== Instructions for the task ==
Write out the lines of the records below without any changes, starting at the line that contains "calendar-day-cell: 23Sunrise: 5:57" and ending with the line that contains "calendar-day-cell: 15Sunrise: 5:56". Include both of those lines and nothing else.

[Element and region listings]
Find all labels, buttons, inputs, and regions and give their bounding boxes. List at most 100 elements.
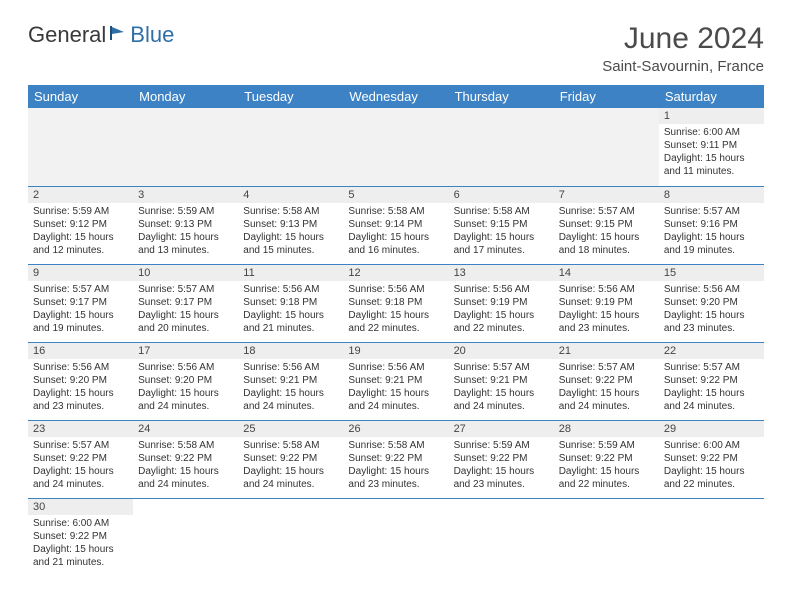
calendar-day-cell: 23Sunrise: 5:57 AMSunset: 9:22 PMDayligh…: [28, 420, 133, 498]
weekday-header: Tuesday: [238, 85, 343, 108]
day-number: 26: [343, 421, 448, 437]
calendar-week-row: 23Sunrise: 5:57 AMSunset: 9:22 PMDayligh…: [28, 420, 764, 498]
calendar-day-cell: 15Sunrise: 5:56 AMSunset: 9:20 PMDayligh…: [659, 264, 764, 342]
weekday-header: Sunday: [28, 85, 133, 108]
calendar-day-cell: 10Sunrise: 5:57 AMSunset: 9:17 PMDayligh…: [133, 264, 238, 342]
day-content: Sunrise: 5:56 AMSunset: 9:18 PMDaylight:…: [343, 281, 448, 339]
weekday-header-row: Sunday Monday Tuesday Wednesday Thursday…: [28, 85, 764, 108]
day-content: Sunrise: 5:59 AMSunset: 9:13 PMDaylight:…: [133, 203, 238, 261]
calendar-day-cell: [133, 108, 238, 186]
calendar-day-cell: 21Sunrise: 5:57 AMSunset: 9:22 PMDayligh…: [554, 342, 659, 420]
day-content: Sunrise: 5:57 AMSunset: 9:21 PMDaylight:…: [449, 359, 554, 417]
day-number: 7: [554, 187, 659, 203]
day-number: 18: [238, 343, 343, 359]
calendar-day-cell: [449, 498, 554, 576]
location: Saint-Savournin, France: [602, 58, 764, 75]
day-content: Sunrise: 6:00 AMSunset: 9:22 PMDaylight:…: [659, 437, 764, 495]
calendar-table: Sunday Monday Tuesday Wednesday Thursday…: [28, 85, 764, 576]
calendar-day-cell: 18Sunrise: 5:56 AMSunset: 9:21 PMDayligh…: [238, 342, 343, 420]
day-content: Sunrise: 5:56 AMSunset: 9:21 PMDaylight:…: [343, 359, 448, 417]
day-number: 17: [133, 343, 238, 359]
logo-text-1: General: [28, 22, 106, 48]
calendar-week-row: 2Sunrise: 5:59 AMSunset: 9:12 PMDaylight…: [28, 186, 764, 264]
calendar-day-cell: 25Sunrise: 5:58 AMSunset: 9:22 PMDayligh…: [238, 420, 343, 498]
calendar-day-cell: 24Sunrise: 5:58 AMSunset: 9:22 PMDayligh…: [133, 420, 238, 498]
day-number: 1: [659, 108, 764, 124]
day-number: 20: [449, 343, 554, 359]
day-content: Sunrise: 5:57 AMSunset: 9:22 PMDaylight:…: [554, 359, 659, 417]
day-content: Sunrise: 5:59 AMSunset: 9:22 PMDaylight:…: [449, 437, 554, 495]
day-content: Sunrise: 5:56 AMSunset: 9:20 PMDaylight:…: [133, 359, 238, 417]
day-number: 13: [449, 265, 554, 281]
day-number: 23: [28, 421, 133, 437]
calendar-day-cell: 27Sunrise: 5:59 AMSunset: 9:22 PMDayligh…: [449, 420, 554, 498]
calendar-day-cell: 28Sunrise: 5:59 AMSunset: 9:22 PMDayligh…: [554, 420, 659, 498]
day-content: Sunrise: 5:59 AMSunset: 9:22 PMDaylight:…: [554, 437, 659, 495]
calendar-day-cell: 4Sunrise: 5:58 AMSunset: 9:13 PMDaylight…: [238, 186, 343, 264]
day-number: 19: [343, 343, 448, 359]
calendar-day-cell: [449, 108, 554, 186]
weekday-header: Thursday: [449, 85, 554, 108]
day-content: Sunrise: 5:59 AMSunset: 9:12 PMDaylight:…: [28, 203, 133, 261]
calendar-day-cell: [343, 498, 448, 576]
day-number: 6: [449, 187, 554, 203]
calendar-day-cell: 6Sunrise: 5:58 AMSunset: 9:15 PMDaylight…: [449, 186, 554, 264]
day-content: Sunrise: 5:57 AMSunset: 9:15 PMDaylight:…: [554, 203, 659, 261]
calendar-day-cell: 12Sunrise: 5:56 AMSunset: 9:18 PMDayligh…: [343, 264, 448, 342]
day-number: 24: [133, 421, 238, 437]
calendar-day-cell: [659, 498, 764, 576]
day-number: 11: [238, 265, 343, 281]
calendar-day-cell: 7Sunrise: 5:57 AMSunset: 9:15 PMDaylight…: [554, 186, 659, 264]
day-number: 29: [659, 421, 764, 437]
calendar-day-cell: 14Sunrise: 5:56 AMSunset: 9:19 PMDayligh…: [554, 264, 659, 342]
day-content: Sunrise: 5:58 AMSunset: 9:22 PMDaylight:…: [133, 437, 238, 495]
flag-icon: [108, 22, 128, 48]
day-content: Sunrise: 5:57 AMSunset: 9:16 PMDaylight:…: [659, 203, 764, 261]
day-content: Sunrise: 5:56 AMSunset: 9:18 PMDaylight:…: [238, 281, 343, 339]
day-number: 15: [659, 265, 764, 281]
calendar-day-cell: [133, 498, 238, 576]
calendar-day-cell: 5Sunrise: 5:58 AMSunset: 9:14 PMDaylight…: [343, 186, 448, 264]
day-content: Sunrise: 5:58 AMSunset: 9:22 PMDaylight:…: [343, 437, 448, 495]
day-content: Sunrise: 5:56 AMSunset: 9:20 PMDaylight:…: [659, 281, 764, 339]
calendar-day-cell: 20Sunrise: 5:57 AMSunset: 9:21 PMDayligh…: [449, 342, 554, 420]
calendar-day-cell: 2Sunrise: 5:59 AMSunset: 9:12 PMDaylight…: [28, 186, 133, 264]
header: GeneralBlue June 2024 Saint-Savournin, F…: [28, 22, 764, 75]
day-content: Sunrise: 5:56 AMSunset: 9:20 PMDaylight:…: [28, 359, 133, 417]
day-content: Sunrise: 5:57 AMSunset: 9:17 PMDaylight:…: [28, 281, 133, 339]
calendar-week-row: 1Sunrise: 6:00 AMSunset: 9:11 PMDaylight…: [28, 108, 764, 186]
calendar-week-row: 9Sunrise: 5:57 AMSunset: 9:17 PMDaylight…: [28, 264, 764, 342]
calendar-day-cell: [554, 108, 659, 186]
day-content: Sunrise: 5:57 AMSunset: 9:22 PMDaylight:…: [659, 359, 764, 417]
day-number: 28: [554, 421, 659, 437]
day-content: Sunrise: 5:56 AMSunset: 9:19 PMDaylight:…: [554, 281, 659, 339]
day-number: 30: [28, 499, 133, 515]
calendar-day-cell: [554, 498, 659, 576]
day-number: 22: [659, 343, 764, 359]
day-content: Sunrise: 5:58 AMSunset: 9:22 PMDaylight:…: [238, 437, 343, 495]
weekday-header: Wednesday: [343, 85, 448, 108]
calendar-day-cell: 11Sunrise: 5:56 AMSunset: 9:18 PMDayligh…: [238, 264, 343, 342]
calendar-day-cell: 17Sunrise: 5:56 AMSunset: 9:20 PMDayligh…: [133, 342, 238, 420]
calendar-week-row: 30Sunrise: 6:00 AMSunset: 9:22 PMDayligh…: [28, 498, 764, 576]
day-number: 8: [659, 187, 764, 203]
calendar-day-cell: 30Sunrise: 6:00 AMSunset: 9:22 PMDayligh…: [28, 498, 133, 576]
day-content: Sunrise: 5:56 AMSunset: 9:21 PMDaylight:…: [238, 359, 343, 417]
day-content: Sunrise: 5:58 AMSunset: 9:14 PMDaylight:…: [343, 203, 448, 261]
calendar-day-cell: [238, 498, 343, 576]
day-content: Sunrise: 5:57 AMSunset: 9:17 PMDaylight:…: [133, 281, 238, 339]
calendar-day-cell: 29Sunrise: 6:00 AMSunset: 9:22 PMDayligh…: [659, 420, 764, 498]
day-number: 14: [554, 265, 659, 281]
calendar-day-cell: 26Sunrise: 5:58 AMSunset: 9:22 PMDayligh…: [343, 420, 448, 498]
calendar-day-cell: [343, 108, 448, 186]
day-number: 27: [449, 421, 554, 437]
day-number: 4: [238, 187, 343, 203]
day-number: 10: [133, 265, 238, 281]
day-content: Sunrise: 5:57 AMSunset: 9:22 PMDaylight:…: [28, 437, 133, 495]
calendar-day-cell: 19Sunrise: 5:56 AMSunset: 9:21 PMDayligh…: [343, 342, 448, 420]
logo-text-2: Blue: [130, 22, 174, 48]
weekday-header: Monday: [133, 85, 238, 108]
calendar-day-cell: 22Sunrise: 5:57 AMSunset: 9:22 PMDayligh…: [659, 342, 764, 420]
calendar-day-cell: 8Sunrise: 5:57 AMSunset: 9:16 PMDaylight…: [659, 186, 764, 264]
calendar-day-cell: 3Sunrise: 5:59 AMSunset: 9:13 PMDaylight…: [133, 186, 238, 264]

== Answer for the task ==
calendar-day-cell: 23Sunrise: 5:57 AMSunset: 9:22 PMDayligh…: [28, 420, 133, 498]
weekday-header: Tuesday: [238, 85, 343, 108]
day-number: 26: [343, 421, 448, 437]
calendar-week-row: 23Sunrise: 5:57 AMSunset: 9:22 PMDayligh…: [28, 420, 764, 498]
calendar-day-cell: 15Sunrise: 5:56 AMSunset: 9:20 PMDayligh…: [659, 264, 764, 342]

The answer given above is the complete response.